From the listing below, extract each entry exactly as written, minus the images.
### GIVEN INFORMATION ###
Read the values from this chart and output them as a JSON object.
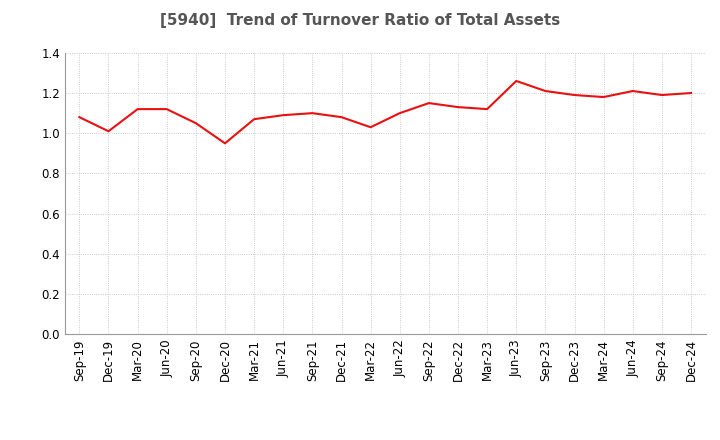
{
  "title": "[5940]  Trend of Turnover Ratio of Total Assets",
  "x_labels": [
    "Sep-19",
    "Dec-19",
    "Mar-20",
    "Jun-20",
    "Sep-20",
    "Dec-20",
    "Mar-21",
    "Jun-21",
    "Sep-21",
    "Dec-21",
    "Mar-22",
    "Jun-22",
    "Sep-22",
    "Dec-22",
    "Mar-23",
    "Jun-23",
    "Sep-23",
    "Dec-23",
    "Mar-24",
    "Jun-24",
    "Sep-24",
    "Dec-24"
  ],
  "y_values": [
    1.08,
    1.01,
    1.12,
    1.12,
    1.05,
    0.95,
    1.07,
    1.09,
    1.1,
    1.08,
    1.03,
    1.1,
    1.15,
    1.13,
    1.12,
    1.26,
    1.21,
    1.19,
    1.18,
    1.21,
    1.19,
    1.2
  ],
  "line_color": "#e81010",
  "line_width": 1.5,
  "ylim": [
    0.0,
    1.4
  ],
  "yticks": [
    0.0,
    0.2,
    0.4,
    0.6,
    0.8,
    1.0,
    1.2,
    1.4
  ],
  "grid_color": "#bbbbbb",
  "background_color": "#ffffff",
  "title_fontsize": 11,
  "tick_fontsize": 8.5
}
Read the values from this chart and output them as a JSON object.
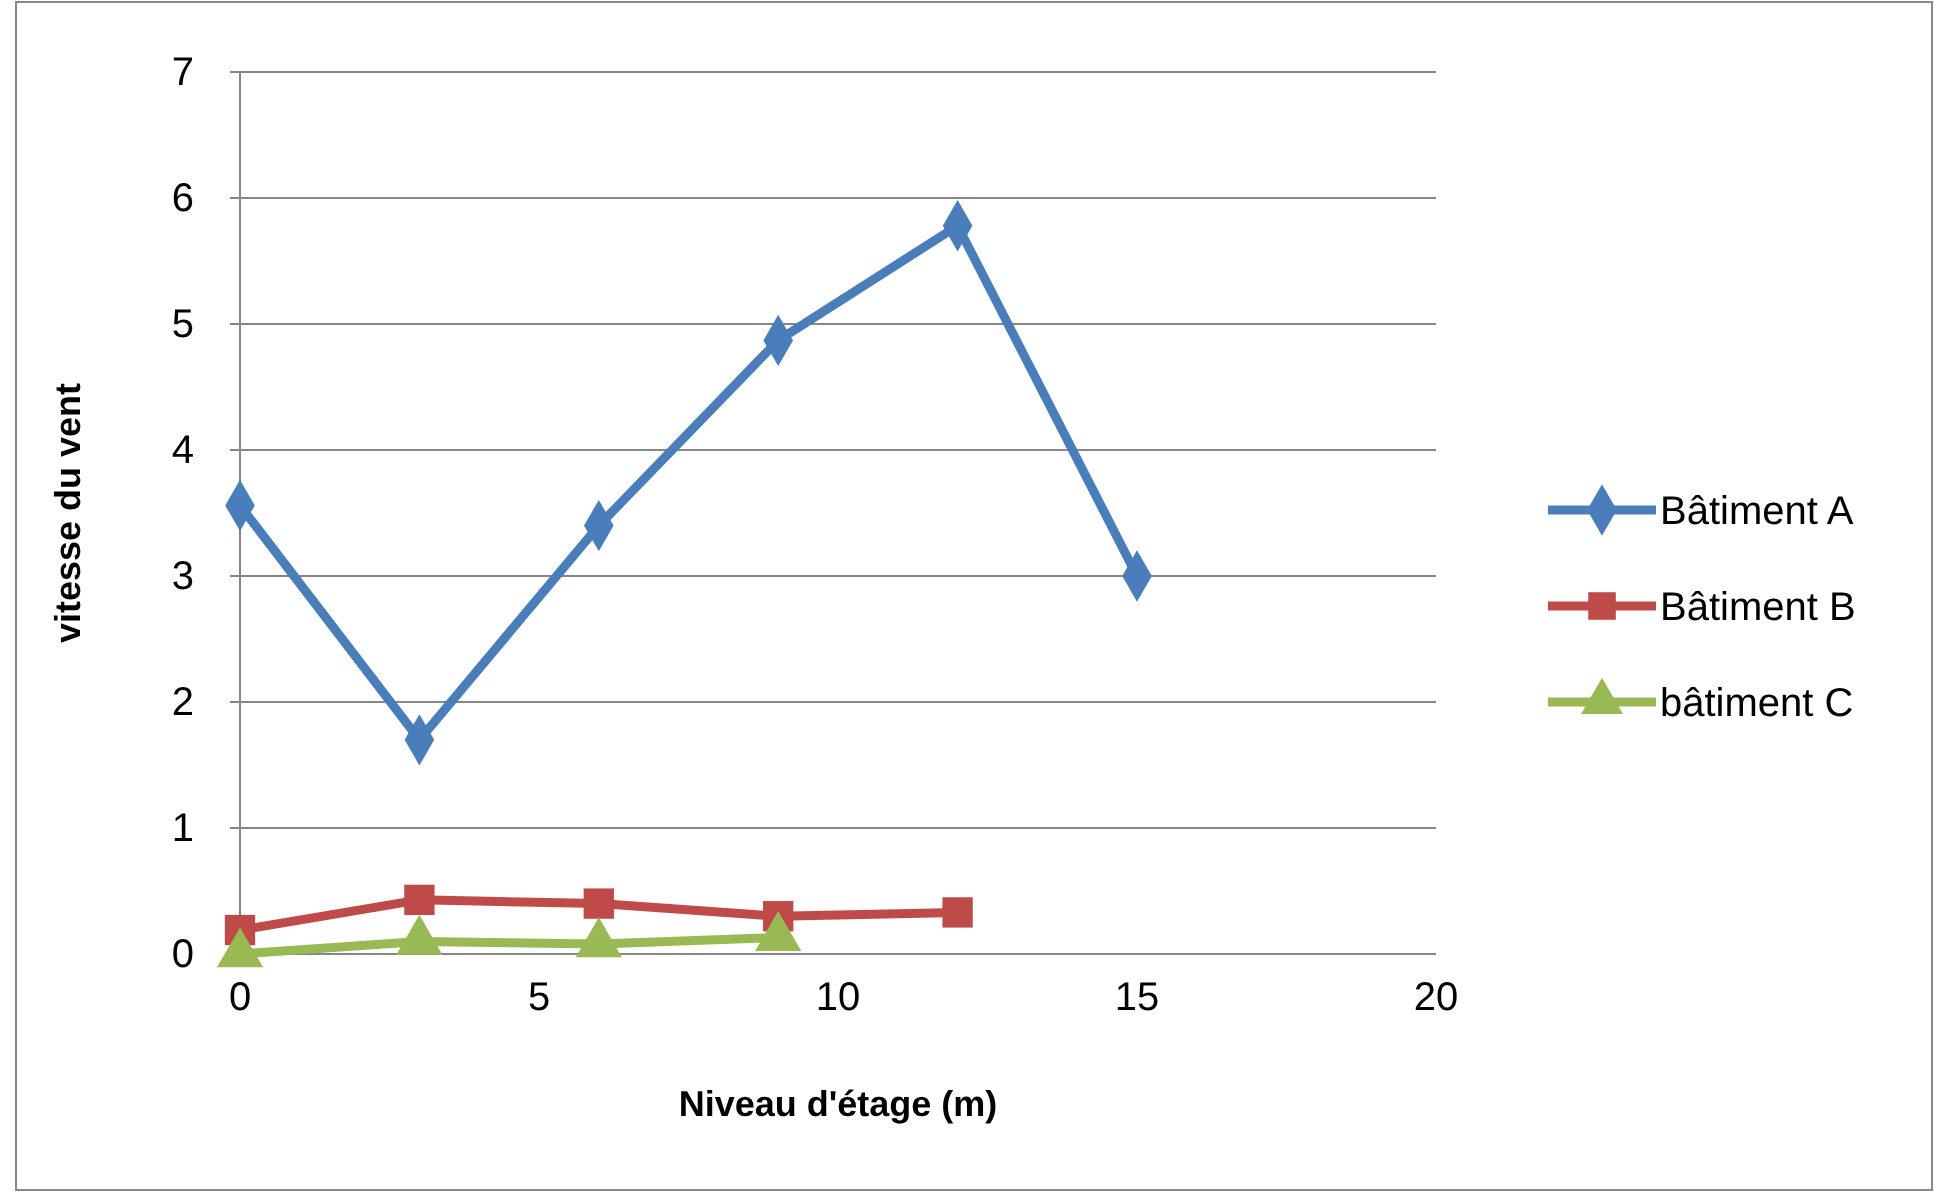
{
  "chart_data": {
    "type": "line",
    "xlabel": "Niveau d'étage (m)",
    "ylabel": "vitesse du vent",
    "x": [
      0,
      3,
      6,
      9,
      12,
      15
    ],
    "series": [
      {
        "name": "Bâtiment A",
        "color": "#4a7ebb",
        "marker": "diamond",
        "values": [
          3.56,
          1.7,
          3.4,
          4.87,
          5.78,
          3.0
        ]
      },
      {
        "name": "Bâtiment B",
        "color": "#be4b48",
        "marker": "square",
        "values": [
          0.19,
          0.43,
          0.4,
          0.3,
          0.33,
          null
        ]
      },
      {
        "name": "bâtiment C",
        "color": "#98b954",
        "marker": "triangle",
        "values": [
          0.0,
          0.1,
          0.08,
          0.13,
          null,
          null
        ]
      }
    ],
    "xlim": [
      0,
      20
    ],
    "xticks": [
      0,
      5,
      10,
      15,
      20
    ],
    "ylim": [
      0,
      7
    ],
    "yticks": [
      0,
      1,
      2,
      3,
      4,
      5,
      6,
      7
    ],
    "grid": "y",
    "legend": "right",
    "line_style": "solid"
  }
}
###
→ **SOLVED PROBLEM**:
Read the values from this chart and output them as a JSON object.
{
  "title": "[5940]  Trend of Turnover Ratio of Total Assets",
  "x_labels": [
    "Sep-19",
    "Dec-19",
    "Mar-20",
    "Jun-20",
    "Sep-20",
    "Dec-20",
    "Mar-21",
    "Jun-21",
    "Sep-21",
    "Dec-21",
    "Mar-22",
    "Jun-22",
    "Sep-22",
    "Dec-22",
    "Mar-23",
    "Jun-23",
    "Sep-23",
    "Dec-23",
    "Mar-24",
    "Jun-24",
    "Sep-24",
    "Dec-24"
  ],
  "y_values": [
    1.08,
    1.01,
    1.12,
    1.12,
    1.05,
    0.95,
    1.07,
    1.09,
    1.1,
    1.08,
    1.03,
    1.1,
    1.15,
    1.13,
    1.12,
    1.26,
    1.21,
    1.19,
    1.18,
    1.21,
    1.19,
    1.2
  ],
  "line_color": "#e81010",
  "line_width": 1.5,
  "ylim": [
    0.0,
    1.4
  ],
  "yticks": [
    0.0,
    0.2,
    0.4,
    0.6,
    0.8,
    1.0,
    1.2,
    1.4
  ],
  "grid_color": "#bbbbbb",
  "background_color": "#ffffff",
  "title_fontsize": 11,
  "tick_fontsize": 8.5
}
Read the values from this chart and output them as a JSON object.
{
  "chart_data": {
    "type": "line",
    "xlabel": "Niveau d'étage (m)",
    "ylabel": "vitesse du vent",
    "x": [
      0,
      3,
      6,
      9,
      12,
      15
    ],
    "series": [
      {
        "name": "Bâtiment A",
        "color": "#4a7ebb",
        "marker": "diamond",
        "values": [
          3.56,
          1.7,
          3.4,
          4.87,
          5.78,
          3.0
        ]
      },
      {
        "name": "Bâtiment B",
        "color": "#be4b48",
        "marker": "square",
        "values": [
          0.19,
          0.43,
          0.4,
          0.3,
          0.33,
          null
        ]
      },
      {
        "name": "bâtiment C",
        "color": "#98b954",
        "marker": "triangle",
        "values": [
          0.0,
          0.1,
          0.08,
          0.13,
          null,
          null
        ]
      }
    ],
    "xlim": [
      0,
      20
    ],
    "xticks": [
      0,
      5,
      10,
      15,
      20
    ],
    "ylim": [
      0,
      7
    ],
    "yticks": [
      0,
      1,
      2,
      3,
      4,
      5,
      6,
      7
    ],
    "grid": "y",
    "legend": "right",
    "line_style": "solid"
  }
}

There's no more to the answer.